> _Exercise aim_: Every record below should be written out exactly; pictures stay out.

>> START

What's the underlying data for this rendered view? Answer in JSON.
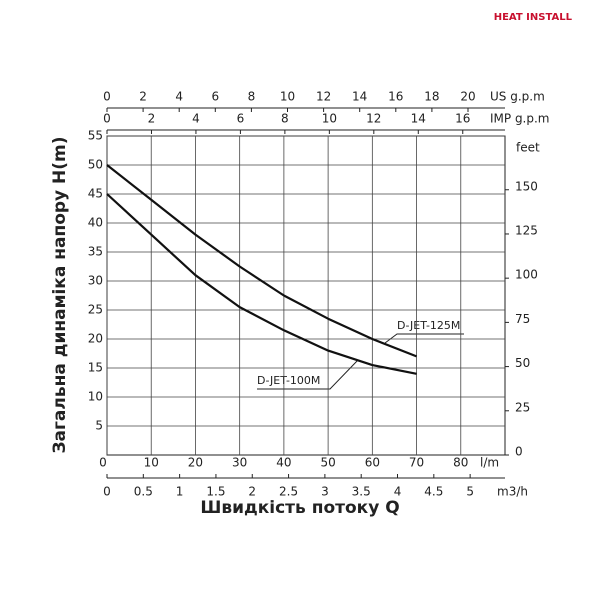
{
  "logo": "HEAT INSTALL",
  "chart_data": {
    "type": "line",
    "y_title": "Загальна динаміка напору H(m)",
    "x_title": "Швидкість потоку Q",
    "x_unit": "l/m",
    "x": [
      0,
      10,
      20,
      30,
      40,
      50,
      60,
      70
    ],
    "xlim": [
      0,
      90
    ],
    "xticks": [
      0,
      10,
      20,
      30,
      40,
      50,
      60,
      70,
      80
    ],
    "ylim": [
      0,
      55
    ],
    "yticks": [
      5,
      10,
      15,
      20,
      25,
      30,
      35,
      40,
      45,
      50,
      55
    ],
    "y2_unit": "feet",
    "y2lim": [
      0,
      180.4
    ],
    "y2ticks": [
      0,
      25,
      50,
      75,
      100,
      125,
      150
    ],
    "x2_axes": [
      {
        "unit": "US g.p.m",
        "lim": [
          0,
          22.05
        ],
        "ticks": [
          0,
          2,
          4,
          6,
          8,
          10,
          12,
          14,
          16,
          18,
          20
        ]
      },
      {
        "unit": "IMP g.p.m",
        "lim": [
          0,
          17.9
        ],
        "ticks": [
          0,
          2,
          4,
          6,
          8,
          10,
          12,
          14,
          16
        ]
      },
      {
        "unit": "m3/h",
        "lim": [
          0,
          5.48
        ],
        "ticks": [
          0,
          0.5,
          1,
          1.5,
          2,
          2.5,
          3,
          3.5,
          4,
          4.5,
          5
        ]
      }
    ],
    "grid": true,
    "series": [
      {
        "name": "D-JET-125M",
        "color": "#111111",
        "values": [
          50,
          44,
          38,
          32.5,
          27.5,
          23.5,
          20,
          17
        ]
      },
      {
        "name": "D-JET-100M",
        "color": "#111111",
        "values": [
          45,
          38,
          31,
          25.5,
          21.5,
          18,
          15.5,
          14
        ]
      }
    ]
  }
}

>> END

> _Exercise solution_:
What's the underlying data for this rendered view? Answer in JSON.
{
  "logo": "HEAT INSTALL",
  "chart_data": {
    "type": "line",
    "y_title": "Загальна динаміка напору H(m)",
    "x_title": "Швидкість потоку Q",
    "x_unit": "l/m",
    "x": [
      0,
      10,
      20,
      30,
      40,
      50,
      60,
      70
    ],
    "xlim": [
      0,
      90
    ],
    "xticks": [
      0,
      10,
      20,
      30,
      40,
      50,
      60,
      70,
      80
    ],
    "ylim": [
      0,
      55
    ],
    "yticks": [
      5,
      10,
      15,
      20,
      25,
      30,
      35,
      40,
      45,
      50,
      55
    ],
    "y2_unit": "feet",
    "y2lim": [
      0,
      180.4
    ],
    "y2ticks": [
      0,
      25,
      50,
      75,
      100,
      125,
      150
    ],
    "x2_axes": [
      {
        "unit": "US g.p.m",
        "lim": [
          0,
          22.05
        ],
        "ticks": [
          0,
          2,
          4,
          6,
          8,
          10,
          12,
          14,
          16,
          18,
          20
        ]
      },
      {
        "unit": "IMP g.p.m",
        "lim": [
          0,
          17.9
        ],
        "ticks": [
          0,
          2,
          4,
          6,
          8,
          10,
          12,
          14,
          16
        ]
      },
      {
        "unit": "m3/h",
        "lim": [
          0,
          5.48
        ],
        "ticks": [
          0,
          0.5,
          1,
          1.5,
          2,
          2.5,
          3,
          3.5,
          4,
          4.5,
          5
        ]
      }
    ],
    "grid": true,
    "series": [
      {
        "name": "D-JET-125M",
        "color": "#111111",
        "values": [
          50,
          44,
          38,
          32.5,
          27.5,
          23.5,
          20,
          17
        ]
      },
      {
        "name": "D-JET-100M",
        "color": "#111111",
        "values": [
          45,
          38,
          31,
          25.5,
          21.5,
          18,
          15.5,
          14
        ]
      }
    ]
  }
}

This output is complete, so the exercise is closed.